▸ TASK INSTRUCTIONS: Without the pictures, output the records below word for word.

----- SUPPLIED INFORMATION

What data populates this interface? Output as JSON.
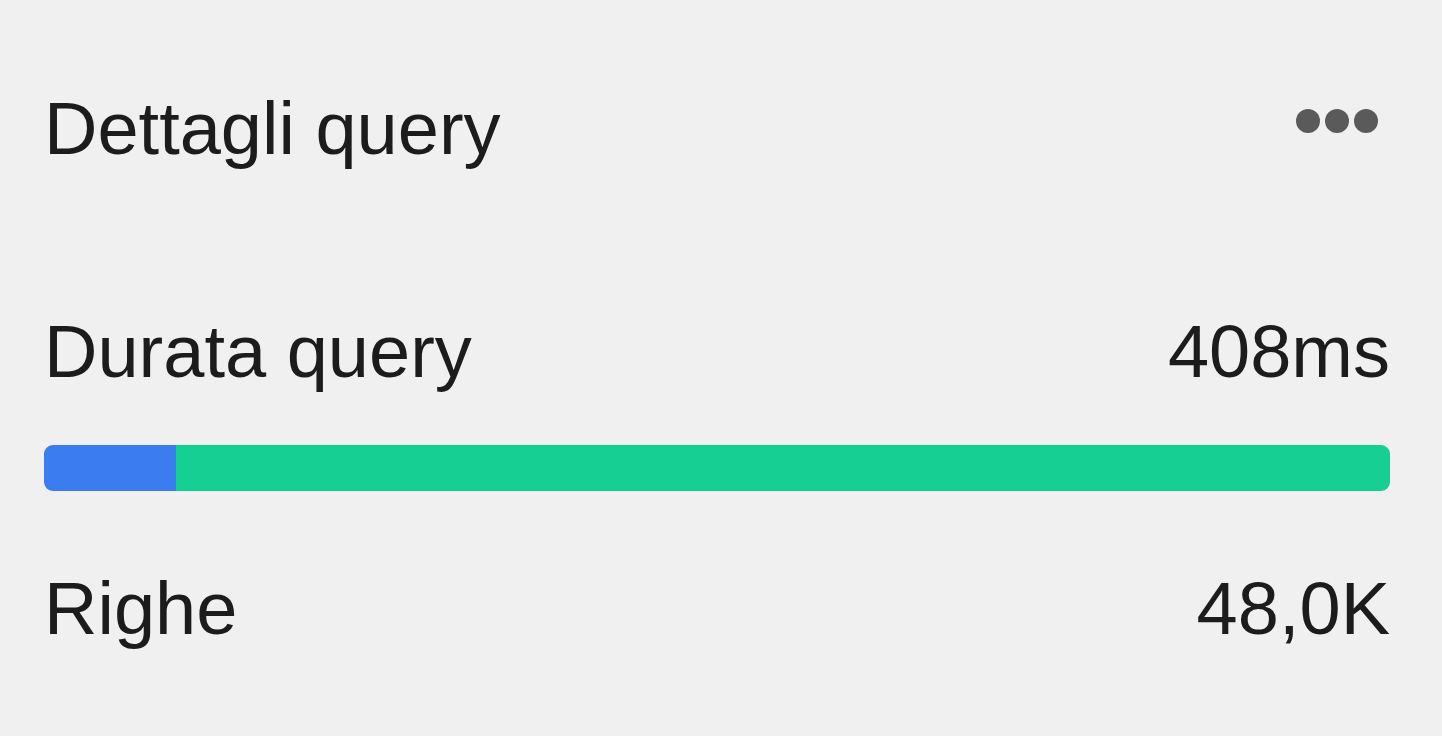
{
  "panel": {
    "title": "Dettagli query"
  },
  "metrics": [
    {
      "kind": "bar",
      "label": "Durata query",
      "value": "408ms",
      "segments": [
        {
          "color": "#3b7cf0",
          "level": 0.098
        },
        {
          "color": "#15d092",
          "level": 0.902
        }
      ]
    },
    {
      "kind": "plain",
      "label": "Righe",
      "value": "48,0K"
    }
  ]
}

----------

▸ THE REPLY:
What data populates this interface? Output as JSON.
{
  "panel": {
    "title": "Dettagli query"
  },
  "metrics": [
    {
      "kind": "bar",
      "label": "Durata query",
      "value": "408ms",
      "segments": [
        {
          "color": "#3b7cf0",
          "level": 0.098
        },
        {
          "color": "#15d092",
          "level": 0.902
        }
      ]
    },
    {
      "kind": "plain",
      "label": "Righe",
      "value": "48,0K"
    }
  ]
}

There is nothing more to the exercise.